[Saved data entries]
··········

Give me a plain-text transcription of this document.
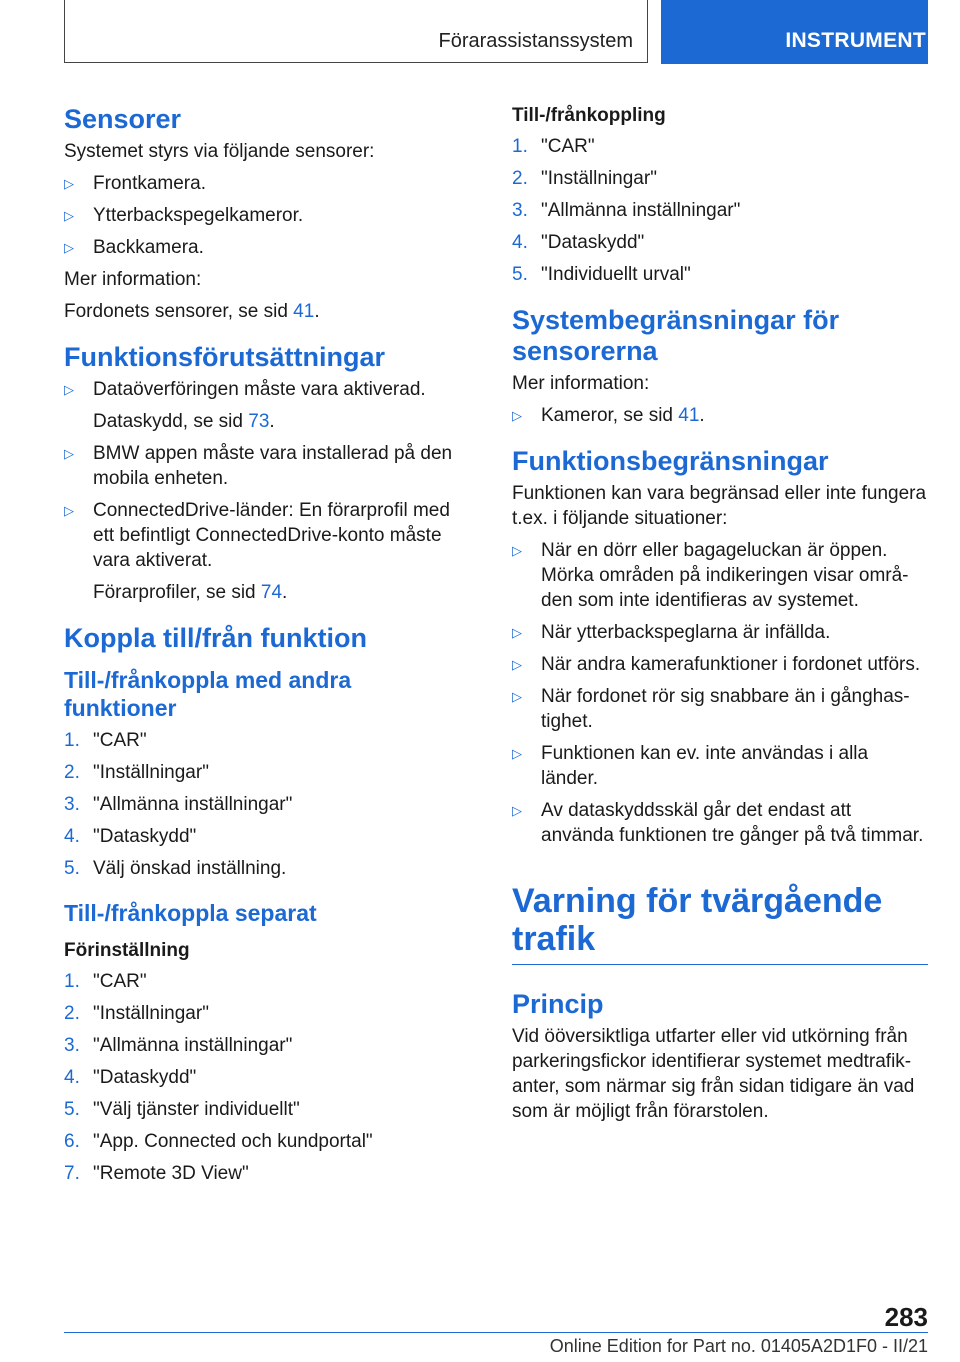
Förarassistanssystem	INSTRUMENT
Sensorer

Systemet styrs via följande sensorer:

▷ Frontkamera.
▷ Ytterbackspegelkameror.
▷ Backkamera.

Mer information:

Fordonets sensorer, se sid 41.

Funktionsförutsättningar
▷ Dataöverföringen måste vara aktiverad.
Dataskydd, se sid 73.
▷ BMW appen måste vara installerad på den mobila enheten.
▷ ConnectedDrive-länder: En förarprofil med ett befintligt ConnectedDrive-konto måste vara aktiverat.
Förarprofiler, se sid 74.
Koppla till/från funktion
Till-/frånkoppla med andra funktioner
1. "CAR"
2. "Inställningar"
3. "Allmänna inställningar"
4. "Dataskydd"
5. Välj önskad inställning.
Till-/frånkoppla separat
Förinställning
1. "CAR"
2. "Inställningar"
3. "Allmänna inställningar"
4. "Dataskydd"
5. "Välj tjänster individuellt"
6. "App. Connected och kundportal"
7. "Remote 3D View"
Till-/frånkoppling
1. "CAR"
2. "Inställningar"
3. "Allmänna inställningar"
4. "Dataskydd"
5. "Individuellt urval"
Systembegränsningar för sensorerna

Mer information:

▷ Kameror, se sid 41.
Funktionsbegränsningar

Funktionen kan vara begränsad eller inte fungera t.ex. i följande situationer:

▷ När en dörr eller bagageluckan är öppen. Mörka områden på indikeringen visar områ-den som inte identifieras av systemet.
▷ När ytterbackspeglarna är infällda.
▷ När andra kamerafunktioner i fordonet utförs.
▷ När fordonet rör sig snabbare än i gånghas-tighet.
▷ Funktionen kan ev. inte användas i alla länder.
▷ Av dataskyddsskäl går det endast att använda funktionen tre gånger på två timmar.
Varning för tvärgående trafik
Princip

Vid ööversiktliga utfarter eller vid utkörning från parkeringsfickor identifierar systemet medtrafik-anter, som närmar sig från sidan tidigare än vad som är möjligt från förarstolen.

283
Online Edition for Part no. 01405A2D1F0 - II/21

··········

**Given task:** Quote every record above exactly, omitting any pictures they contain.

**Worked answer:**
Give me a plain-text transcription of this document.
Förarassistanssystem	INSTRUMENT
Sensorer

Systemet styrs via följande sensorer:

▷ Frontkamera.
▷ Ytterbackspegelkameror.
▷ Backkamera.

Mer information:

Fordonets sensorer, se sid 41.

Funktionsförutsättningar
▷ Dataöverföringen måste vara aktiverad.
Dataskydd, se sid 73.
▷ BMW appen måste vara installerad på den mobila enheten.
▷ ConnectedDrive-länder: En förarprofil med ett befintligt ConnectedDrive-konto måste vara aktiverat.
Förarprofiler, se sid 74.
Koppla till/från funktion
Till-/frånkoppla med andra funktioner
1. "CAR"
2. "Inställningar"
3. "Allmänna inställningar"
4. "Dataskydd"
5. Välj önskad inställning.
Till-/frånkoppla separat
Förinställning
1. "CAR"
2. "Inställningar"
3. "Allmänna inställningar"
4. "Dataskydd"
5. "Välj tjänster individuellt"
6. "App. Connected och kundportal"
7. "Remote 3D View"
Till-/frånkoppling
1. "CAR"
2. "Inställningar"
3. "Allmänna inställningar"
4. "Dataskydd"
5. "Individuellt urval"
Systembegränsningar för sensorerna

Mer information:

▷ Kameror, se sid 41.
Funktionsbegränsningar

Funktionen kan vara begränsad eller inte fungera t.ex. i följande situationer:

▷ När en dörr eller bagageluckan är öppen. Mörka områden på indikeringen visar områ-den som inte identifieras av systemet.
▷ När ytterbackspeglarna är infällda.
▷ När andra kamerafunktioner i fordonet utförs.
▷ När fordonet rör sig snabbare än i gånghas-tighet.
▷ Funktionen kan ev. inte användas i alla länder.
▷ Av dataskyddsskäl går det endast att använda funktionen tre gånger på två timmar.
Varning för tvärgående trafik
Princip

Vid ööversiktliga utfarter eller vid utkörning från parkeringsfickor identifierar systemet medtrafik-anter, som närmar sig från sidan tidigare än vad som är möjligt från förarstolen.

283
Online Edition for Part no. 01405A2D1F0 - II/21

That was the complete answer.